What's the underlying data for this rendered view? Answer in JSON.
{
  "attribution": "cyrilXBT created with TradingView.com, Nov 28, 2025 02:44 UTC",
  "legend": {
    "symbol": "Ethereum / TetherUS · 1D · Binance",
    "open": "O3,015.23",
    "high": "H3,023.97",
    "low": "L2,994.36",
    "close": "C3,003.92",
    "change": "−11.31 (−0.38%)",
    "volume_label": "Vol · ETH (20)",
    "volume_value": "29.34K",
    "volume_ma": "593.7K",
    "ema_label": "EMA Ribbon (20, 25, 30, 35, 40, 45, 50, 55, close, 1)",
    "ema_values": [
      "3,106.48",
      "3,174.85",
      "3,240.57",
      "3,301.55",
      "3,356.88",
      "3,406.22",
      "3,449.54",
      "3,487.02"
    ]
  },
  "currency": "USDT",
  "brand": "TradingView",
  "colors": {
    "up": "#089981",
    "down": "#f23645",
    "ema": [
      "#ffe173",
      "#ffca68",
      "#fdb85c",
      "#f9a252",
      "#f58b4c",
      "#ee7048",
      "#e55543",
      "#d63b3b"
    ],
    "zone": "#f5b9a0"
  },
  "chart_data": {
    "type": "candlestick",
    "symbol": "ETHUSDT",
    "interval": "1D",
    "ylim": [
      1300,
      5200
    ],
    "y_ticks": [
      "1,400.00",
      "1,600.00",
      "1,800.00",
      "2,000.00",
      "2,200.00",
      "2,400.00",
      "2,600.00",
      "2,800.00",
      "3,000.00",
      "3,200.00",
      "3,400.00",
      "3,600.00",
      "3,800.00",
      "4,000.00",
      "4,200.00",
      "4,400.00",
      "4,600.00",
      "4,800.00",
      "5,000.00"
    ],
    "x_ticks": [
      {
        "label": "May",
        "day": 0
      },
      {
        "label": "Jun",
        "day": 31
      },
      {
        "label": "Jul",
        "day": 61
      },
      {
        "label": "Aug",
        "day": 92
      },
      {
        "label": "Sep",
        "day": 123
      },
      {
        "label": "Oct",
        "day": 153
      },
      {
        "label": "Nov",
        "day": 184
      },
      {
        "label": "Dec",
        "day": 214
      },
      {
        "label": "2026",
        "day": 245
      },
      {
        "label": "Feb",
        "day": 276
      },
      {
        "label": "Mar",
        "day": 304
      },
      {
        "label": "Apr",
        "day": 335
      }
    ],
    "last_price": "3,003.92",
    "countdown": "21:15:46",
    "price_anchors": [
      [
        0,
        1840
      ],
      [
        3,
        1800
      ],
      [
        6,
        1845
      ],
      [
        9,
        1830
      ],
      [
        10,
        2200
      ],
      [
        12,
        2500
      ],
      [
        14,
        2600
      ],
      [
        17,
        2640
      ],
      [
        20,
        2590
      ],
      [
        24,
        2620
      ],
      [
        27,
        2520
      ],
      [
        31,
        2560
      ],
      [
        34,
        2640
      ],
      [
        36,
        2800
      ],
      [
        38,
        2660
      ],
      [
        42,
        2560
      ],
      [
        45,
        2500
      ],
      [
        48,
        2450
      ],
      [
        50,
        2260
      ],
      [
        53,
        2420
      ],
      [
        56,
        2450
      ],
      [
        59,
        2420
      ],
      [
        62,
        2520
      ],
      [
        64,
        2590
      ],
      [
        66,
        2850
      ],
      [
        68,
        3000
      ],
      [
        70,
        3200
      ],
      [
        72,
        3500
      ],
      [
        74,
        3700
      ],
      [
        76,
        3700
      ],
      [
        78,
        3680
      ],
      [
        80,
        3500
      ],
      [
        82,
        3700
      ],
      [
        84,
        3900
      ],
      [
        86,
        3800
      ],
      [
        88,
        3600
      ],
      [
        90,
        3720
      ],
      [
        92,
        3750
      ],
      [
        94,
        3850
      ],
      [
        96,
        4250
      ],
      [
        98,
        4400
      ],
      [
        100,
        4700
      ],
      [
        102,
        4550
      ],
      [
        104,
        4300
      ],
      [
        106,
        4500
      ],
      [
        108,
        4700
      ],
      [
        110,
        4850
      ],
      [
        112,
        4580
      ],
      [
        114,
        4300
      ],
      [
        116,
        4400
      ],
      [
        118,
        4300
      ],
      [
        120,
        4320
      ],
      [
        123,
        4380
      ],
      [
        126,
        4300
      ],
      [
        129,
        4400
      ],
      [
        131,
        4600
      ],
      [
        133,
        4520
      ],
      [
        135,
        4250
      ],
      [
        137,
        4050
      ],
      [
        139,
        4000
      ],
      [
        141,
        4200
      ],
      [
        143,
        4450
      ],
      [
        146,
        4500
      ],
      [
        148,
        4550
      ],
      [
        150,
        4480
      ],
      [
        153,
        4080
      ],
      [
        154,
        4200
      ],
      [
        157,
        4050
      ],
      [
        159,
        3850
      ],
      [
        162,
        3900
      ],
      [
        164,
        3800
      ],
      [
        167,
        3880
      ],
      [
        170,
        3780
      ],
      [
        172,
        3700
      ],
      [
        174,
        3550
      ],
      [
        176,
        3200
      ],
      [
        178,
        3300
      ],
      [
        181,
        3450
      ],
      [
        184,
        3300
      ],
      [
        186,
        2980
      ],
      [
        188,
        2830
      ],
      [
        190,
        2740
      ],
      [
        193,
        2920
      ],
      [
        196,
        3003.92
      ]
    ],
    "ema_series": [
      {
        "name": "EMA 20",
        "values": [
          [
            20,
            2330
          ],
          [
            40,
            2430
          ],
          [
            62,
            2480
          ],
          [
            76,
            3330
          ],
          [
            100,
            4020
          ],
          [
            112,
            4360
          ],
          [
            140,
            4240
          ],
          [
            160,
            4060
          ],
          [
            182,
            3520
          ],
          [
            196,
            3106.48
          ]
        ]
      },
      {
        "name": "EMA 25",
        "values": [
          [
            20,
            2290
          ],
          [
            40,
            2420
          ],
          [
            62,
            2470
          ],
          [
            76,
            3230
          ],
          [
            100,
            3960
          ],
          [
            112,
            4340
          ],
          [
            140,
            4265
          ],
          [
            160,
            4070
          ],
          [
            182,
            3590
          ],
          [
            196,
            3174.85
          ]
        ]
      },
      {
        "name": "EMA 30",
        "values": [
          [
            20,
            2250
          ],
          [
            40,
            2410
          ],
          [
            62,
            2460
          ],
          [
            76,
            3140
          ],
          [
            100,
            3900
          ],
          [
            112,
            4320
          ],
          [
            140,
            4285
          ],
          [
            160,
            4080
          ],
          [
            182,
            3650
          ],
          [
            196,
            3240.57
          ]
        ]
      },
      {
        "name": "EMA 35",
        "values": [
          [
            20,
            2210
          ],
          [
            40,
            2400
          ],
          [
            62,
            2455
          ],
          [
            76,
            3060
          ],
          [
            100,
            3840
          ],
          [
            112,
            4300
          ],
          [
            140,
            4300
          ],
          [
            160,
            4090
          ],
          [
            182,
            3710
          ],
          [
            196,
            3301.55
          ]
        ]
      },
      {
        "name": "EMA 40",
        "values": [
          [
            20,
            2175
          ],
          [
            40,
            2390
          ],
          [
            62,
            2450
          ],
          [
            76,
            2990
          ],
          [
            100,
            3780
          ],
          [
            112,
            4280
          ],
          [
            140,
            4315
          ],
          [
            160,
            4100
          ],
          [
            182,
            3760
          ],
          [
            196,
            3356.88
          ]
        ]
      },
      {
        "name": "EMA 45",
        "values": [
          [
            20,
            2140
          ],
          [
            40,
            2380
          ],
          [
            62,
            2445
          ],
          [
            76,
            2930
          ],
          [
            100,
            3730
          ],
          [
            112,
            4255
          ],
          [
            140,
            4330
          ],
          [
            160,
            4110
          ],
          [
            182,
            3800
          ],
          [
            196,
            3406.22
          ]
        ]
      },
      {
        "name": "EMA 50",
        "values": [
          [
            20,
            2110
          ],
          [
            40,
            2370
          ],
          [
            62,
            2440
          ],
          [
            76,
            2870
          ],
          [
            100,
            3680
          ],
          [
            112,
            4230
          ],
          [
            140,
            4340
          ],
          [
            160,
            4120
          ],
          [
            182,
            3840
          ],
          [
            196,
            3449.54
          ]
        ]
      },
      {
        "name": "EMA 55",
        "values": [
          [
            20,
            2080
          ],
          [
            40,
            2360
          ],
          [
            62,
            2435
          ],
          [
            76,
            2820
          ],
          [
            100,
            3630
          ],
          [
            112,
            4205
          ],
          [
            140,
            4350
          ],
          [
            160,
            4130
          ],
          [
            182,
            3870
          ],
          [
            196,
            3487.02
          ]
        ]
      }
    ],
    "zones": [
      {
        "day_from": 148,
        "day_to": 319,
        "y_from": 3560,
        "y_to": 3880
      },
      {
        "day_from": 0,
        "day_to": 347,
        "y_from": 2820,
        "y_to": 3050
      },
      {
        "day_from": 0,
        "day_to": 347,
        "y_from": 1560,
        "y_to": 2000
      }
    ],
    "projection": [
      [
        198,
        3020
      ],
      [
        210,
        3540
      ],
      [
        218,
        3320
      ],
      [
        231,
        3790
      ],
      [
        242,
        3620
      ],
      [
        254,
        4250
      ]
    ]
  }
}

• • • • •

WORK TO COMPLETE
From the listing above, return each line with the word "name".

FINISHED ANSWER
        "name": "EMA 20",
        "name": "EMA 25",
        "name": "EMA 30",
        "name": "EMA 35",
        "name": "EMA 40",
        "name": "EMA 45",
        "name": "EMA 50",
        "name": "EMA 55",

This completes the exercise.